Stated goal: Go through the entries one line at a time, and gather every line that has the word "Belajar".

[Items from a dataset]
--
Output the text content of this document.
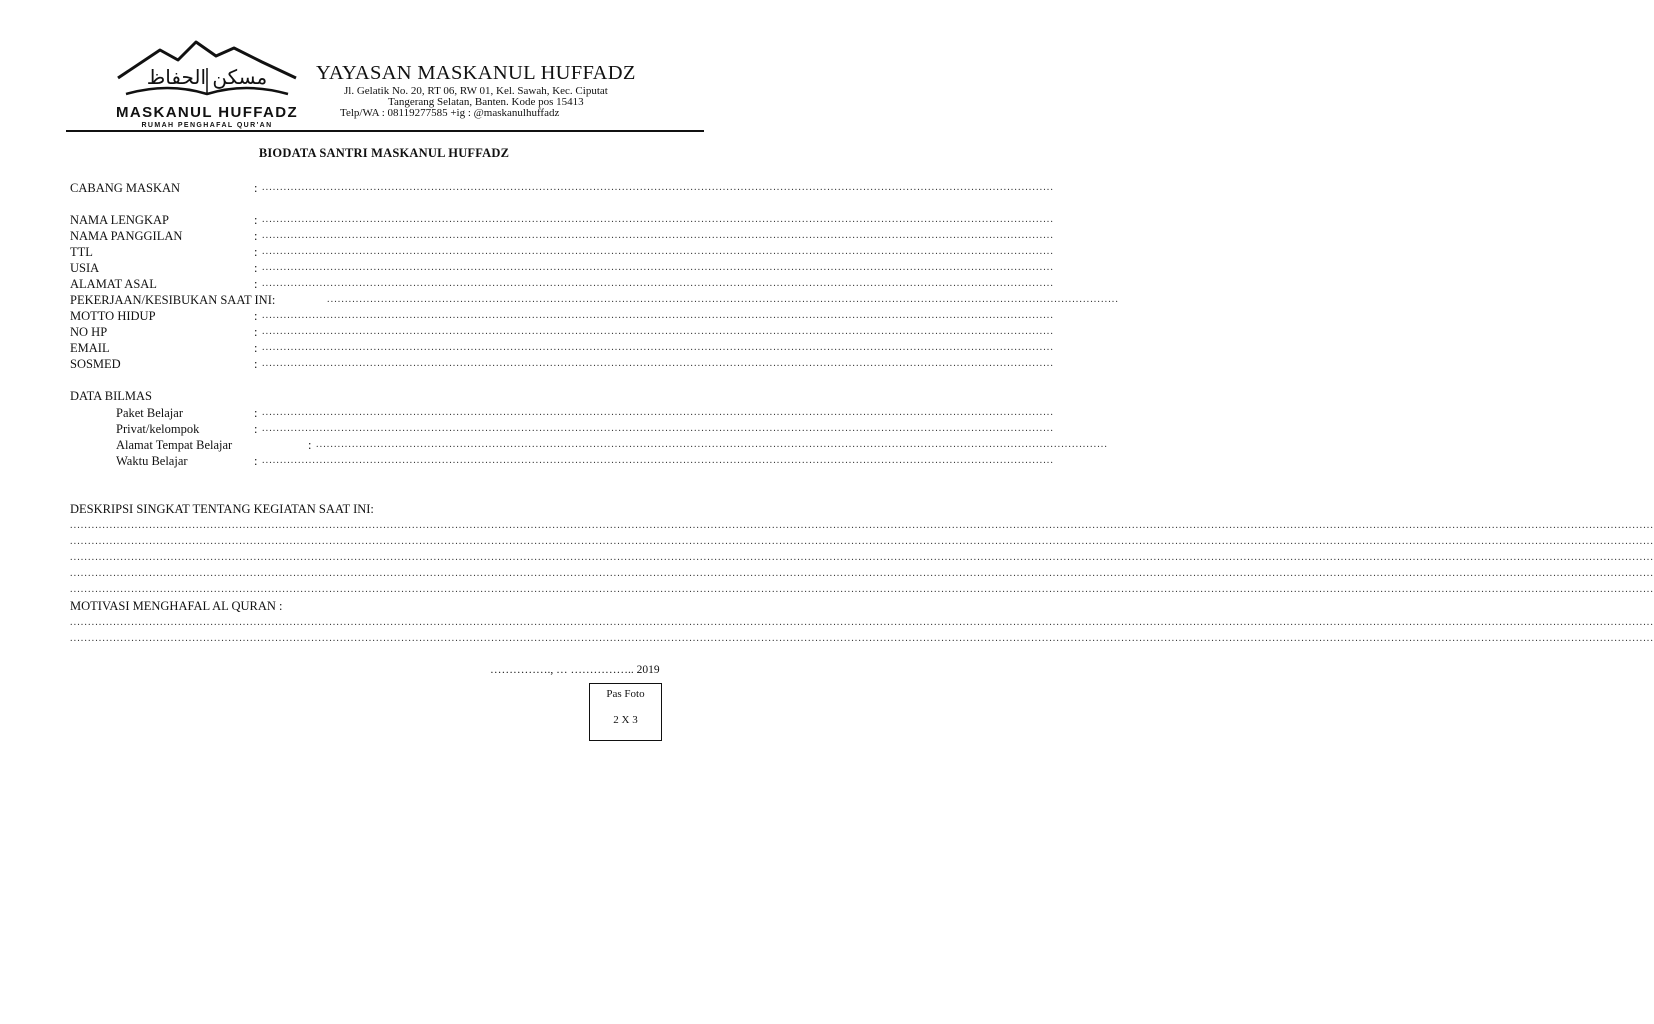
مسكن الحفاظ
MASKANUL HUFFADZ
RUMAH PENGHAFAL QUR'AN
YAYASAN MASKANUL HUFFADZ
Jl. Gelatik No. 20, RT 06, RW 01, Kel. Sawah, Kec. Ciputat
Tangerang Selatan, Banten. Kode pos 15413
Telp/WA : 08119277585 +ig : @maskanulhuffadz
BIODATA SANTRI MASKANUL HUFFADZ
CABANG MASKAN	: ............................................................................................................................................................................................................................
NAMA LENGKAP	: ............................................................................................................................................................................................................................
NAMA PANGGILAN	: ............................................................................................................................................................................................................................
TTL	: ............................................................................................................................................................................................................................
USIA	: ............................................................................................................................................................................................................................
ALAMAT ASAL	: ............................................................................................................................................................................................................................
PEKERJAAN/KESIBUKAN SAAT INI:	............................................................................................................................................................................................................................
MOTTO HIDUP	: ............................................................................................................................................................................................................................
NO HP	: ............................................................................................................................................................................................................................
EMAIL	: ............................................................................................................................................................................................................................
SOSMED	: ............................................................................................................................................................................................................................
DATA BILMAS
Paket Belajar	: ............................................................................................................................................................................................................................
Privat/kelompok	: ............................................................................................................................................................................................................................
Alamat Tempat Belajar	: ............................................................................................................................................................................................................................
Waktu Belajar	: ............................................................................................................................................................................................................................
DESKRIPSI SINGKAT TENTANG KEGIATAN SAAT INI:
........................................................................................................................................................................................................................................................................................................................................................................................................................................................
........................................................................................................................................................................................................................................................................................................................................................................................................................................................
........................................................................................................................................................................................................................................................................................................................................................................................................................................................
........................................................................................................................................................................................................................................................................................................................................................................................................................................................
........................................................................................................................................................................................................................................................................................................................................................................................................................................................
MOTIVASI MENGHAFAL AL QURAN :
........................................................................................................................................................................................................................................................................................................................................................................................................................................................
........................................................................................................................................................................................................................................................................................................................................................................................................................................................
……………., … …………….. 2019
Pas Foto
2 X 3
--
Output of the exercise:
Paket Belajar	: ............................................................................................................................................................................................................................
Alamat Tempat Belajar	: ............................................................................................................................................................................................................................
Waktu Belajar	: ............................................................................................................................................................................................................................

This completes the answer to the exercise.